---------- SOURCE DATA

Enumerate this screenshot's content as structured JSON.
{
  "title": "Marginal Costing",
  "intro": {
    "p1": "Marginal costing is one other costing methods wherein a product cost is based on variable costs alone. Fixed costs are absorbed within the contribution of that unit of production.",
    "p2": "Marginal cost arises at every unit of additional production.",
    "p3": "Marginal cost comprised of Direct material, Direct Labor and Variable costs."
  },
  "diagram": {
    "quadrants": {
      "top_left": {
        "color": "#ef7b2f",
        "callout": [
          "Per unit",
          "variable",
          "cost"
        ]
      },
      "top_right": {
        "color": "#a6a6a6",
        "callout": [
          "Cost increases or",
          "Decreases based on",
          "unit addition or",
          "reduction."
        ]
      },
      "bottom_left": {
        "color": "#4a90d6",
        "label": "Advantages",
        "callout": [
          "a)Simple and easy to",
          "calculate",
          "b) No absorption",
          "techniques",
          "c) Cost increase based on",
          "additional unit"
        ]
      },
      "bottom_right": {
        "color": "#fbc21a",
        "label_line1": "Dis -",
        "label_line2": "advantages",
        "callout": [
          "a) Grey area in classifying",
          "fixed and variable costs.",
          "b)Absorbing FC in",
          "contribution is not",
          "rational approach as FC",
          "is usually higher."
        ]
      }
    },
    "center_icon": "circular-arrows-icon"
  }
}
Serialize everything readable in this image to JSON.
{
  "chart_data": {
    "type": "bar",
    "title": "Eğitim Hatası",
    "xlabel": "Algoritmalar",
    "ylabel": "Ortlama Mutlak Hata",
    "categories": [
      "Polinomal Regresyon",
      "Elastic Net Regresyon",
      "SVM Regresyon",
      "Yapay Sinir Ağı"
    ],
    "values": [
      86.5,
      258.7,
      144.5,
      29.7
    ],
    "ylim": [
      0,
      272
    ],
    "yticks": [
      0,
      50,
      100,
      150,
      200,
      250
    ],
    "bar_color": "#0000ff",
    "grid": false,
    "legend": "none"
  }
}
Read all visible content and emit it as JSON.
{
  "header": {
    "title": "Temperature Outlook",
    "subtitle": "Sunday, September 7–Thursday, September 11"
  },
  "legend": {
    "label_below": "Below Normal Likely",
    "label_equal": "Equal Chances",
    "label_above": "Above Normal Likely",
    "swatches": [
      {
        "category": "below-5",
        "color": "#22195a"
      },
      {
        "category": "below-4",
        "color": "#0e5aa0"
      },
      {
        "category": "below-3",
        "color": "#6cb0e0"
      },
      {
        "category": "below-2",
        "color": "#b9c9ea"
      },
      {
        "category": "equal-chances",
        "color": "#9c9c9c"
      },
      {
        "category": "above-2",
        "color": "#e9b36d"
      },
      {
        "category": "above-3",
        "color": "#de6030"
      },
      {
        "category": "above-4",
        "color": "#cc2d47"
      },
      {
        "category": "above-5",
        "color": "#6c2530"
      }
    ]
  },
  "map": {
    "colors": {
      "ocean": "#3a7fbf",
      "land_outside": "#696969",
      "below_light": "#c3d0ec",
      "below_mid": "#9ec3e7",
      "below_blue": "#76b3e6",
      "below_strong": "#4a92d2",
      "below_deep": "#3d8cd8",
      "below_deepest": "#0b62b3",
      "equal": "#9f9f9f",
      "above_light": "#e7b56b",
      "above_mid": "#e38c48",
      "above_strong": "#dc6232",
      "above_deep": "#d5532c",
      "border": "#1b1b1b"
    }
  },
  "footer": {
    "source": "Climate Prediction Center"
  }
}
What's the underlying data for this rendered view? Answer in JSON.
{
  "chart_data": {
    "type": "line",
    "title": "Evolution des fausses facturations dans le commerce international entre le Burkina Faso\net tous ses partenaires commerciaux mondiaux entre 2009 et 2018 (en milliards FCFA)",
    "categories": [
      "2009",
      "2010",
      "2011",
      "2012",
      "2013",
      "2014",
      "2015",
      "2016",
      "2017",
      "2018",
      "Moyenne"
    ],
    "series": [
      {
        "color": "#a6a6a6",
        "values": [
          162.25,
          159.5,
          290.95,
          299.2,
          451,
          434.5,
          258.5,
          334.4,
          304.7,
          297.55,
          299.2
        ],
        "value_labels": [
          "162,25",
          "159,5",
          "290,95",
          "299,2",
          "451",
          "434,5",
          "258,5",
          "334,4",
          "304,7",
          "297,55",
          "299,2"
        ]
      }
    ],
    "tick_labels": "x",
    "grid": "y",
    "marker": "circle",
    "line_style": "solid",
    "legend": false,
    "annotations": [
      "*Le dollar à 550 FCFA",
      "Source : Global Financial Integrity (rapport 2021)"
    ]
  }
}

--------------------

Search the data above for lines holding "this" and copy each of them.

Enumerate this screenshot's content as structured JSON.
Serialize everything readable in this image to JSON.
What's the underlying data for this rendered view? Answer in JSON.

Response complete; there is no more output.